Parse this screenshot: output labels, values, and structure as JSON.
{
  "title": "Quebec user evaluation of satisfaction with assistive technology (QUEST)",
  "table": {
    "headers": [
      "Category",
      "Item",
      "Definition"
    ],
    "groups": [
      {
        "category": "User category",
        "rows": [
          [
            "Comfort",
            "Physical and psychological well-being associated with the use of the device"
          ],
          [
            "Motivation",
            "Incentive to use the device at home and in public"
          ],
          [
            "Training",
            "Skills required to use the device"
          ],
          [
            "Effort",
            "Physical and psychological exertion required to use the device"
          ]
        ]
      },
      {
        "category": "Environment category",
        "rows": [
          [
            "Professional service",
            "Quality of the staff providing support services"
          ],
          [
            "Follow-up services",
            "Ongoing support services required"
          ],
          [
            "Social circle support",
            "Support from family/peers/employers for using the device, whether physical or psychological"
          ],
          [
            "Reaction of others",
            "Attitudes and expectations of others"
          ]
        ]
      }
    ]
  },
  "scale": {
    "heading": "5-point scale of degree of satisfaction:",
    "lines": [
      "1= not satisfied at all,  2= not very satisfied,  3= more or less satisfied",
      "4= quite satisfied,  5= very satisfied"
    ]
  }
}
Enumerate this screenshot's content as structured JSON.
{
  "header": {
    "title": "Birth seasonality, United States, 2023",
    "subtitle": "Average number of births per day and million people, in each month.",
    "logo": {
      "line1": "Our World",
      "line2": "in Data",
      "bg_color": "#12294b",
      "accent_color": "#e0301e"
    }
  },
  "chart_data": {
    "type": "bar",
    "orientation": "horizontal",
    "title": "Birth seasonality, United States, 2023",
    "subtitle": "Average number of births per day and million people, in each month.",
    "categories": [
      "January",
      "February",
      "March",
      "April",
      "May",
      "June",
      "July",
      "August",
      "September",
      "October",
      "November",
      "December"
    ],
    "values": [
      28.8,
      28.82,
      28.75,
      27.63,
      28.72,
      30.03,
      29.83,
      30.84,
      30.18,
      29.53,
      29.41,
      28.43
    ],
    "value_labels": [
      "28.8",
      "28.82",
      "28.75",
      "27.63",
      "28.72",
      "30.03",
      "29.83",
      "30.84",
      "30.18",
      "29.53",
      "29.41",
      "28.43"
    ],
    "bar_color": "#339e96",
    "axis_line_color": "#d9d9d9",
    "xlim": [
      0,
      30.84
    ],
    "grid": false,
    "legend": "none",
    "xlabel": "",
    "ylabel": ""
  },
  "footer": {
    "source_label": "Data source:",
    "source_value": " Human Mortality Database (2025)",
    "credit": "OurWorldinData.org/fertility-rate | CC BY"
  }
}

REQUEST: Using the material above, copy every line in which the string "JSON" occurs.

CORRECT RESPONSE:
Parse this screenshot: output labels, values, and structure as JSON.
Enumerate this screenshot's content as structured JSON.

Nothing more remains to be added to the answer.